* EXERCISE AIM: Go through the material below and copy each line where the word "test" appears.

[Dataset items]
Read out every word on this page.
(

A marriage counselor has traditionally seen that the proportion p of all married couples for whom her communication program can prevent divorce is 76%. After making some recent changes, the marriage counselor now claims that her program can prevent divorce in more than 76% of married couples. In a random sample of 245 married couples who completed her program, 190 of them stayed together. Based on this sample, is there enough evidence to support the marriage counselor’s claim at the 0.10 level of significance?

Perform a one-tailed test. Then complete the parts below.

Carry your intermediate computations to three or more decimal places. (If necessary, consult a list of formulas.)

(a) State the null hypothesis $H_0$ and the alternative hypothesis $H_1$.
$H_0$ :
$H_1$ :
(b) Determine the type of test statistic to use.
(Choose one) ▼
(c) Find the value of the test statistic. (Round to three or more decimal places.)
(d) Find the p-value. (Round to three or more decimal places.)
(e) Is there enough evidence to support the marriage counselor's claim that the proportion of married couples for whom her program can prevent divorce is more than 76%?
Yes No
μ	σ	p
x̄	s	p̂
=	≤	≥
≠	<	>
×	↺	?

* * *

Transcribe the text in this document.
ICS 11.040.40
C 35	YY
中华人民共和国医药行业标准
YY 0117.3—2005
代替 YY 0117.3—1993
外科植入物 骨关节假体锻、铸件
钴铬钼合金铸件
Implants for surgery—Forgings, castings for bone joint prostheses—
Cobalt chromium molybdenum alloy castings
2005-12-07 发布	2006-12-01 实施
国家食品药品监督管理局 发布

* PROBLEM SOLUTION:
Perform a one-tailed test. Then complete the parts below.
(b) Determine the type of test statistic to use.
(c) Find the value of the test statistic. (Round to three or more decimal places.)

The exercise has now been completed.